— start —

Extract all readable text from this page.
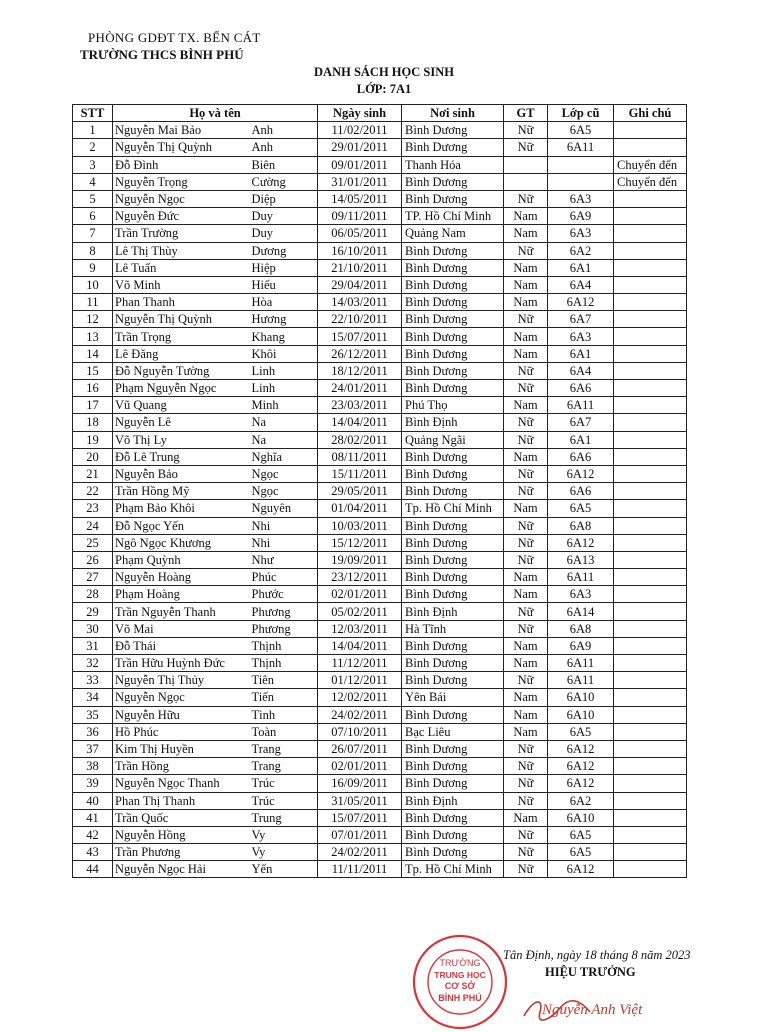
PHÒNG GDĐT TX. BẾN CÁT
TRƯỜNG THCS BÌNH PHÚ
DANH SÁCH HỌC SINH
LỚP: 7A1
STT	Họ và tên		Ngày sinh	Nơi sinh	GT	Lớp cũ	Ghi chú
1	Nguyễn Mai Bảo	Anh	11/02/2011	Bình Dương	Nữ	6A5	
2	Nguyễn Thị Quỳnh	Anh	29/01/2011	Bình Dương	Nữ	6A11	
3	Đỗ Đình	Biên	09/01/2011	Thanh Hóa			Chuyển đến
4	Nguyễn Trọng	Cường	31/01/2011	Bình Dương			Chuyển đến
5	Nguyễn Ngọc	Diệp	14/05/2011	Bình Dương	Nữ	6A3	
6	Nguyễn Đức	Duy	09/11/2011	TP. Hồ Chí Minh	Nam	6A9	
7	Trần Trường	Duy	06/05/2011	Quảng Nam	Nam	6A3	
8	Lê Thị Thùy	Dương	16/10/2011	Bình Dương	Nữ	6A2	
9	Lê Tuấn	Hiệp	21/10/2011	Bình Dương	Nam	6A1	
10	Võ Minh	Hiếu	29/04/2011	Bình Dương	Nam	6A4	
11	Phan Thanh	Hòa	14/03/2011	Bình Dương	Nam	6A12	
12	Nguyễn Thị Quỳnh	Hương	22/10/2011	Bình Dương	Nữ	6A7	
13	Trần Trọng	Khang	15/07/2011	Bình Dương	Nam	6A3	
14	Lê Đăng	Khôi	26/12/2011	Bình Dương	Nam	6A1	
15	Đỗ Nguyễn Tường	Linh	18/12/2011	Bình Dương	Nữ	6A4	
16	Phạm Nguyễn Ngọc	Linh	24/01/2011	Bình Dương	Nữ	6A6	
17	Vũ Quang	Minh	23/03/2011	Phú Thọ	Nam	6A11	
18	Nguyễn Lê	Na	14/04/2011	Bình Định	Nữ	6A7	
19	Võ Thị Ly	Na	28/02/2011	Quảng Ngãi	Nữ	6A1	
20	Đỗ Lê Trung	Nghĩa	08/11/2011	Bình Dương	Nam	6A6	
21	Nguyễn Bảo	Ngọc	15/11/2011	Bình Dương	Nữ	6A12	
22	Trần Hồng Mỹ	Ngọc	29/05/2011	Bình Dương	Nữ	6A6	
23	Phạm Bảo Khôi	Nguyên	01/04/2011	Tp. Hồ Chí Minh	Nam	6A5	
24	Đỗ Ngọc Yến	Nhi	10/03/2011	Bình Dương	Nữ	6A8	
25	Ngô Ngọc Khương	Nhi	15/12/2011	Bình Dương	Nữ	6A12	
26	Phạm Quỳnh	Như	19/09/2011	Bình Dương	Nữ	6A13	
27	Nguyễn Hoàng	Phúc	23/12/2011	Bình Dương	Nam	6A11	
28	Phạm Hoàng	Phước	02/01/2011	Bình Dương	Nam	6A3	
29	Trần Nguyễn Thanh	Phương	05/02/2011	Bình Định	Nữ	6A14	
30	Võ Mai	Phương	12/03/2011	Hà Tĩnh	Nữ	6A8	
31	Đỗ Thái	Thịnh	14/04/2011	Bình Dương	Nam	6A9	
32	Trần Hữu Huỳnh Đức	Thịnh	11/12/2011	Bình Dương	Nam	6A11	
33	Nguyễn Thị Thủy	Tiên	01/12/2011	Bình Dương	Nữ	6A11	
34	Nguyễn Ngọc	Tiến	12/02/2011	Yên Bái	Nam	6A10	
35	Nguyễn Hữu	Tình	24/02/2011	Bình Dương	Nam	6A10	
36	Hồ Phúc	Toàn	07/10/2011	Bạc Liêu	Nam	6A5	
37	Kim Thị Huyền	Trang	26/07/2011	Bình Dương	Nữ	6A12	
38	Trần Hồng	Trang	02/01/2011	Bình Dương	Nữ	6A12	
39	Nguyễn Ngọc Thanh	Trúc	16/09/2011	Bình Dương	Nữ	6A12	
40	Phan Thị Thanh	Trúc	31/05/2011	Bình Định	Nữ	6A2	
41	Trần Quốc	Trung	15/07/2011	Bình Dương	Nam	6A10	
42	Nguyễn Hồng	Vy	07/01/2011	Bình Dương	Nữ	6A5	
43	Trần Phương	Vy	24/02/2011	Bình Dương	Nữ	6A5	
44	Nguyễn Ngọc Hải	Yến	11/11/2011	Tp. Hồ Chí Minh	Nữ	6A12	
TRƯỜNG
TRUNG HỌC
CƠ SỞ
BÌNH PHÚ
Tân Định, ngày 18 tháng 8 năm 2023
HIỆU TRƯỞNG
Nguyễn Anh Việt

— end —

TASK TO CARRY OUT >> From the material above, gather all lines that include the string "Phương" and copy them.

EXERCISE SOLUTION >>
29	Trần Nguyễn Thanh	Phương	05/02/2011	Bình Định	Nữ	6A14	
30	Võ Mai	Phương	12/03/2011	Hà Tĩnh	Nữ	6A8	
43	Trần Phương	Vy	24/02/2011	Bình Dương	Nữ	6A5	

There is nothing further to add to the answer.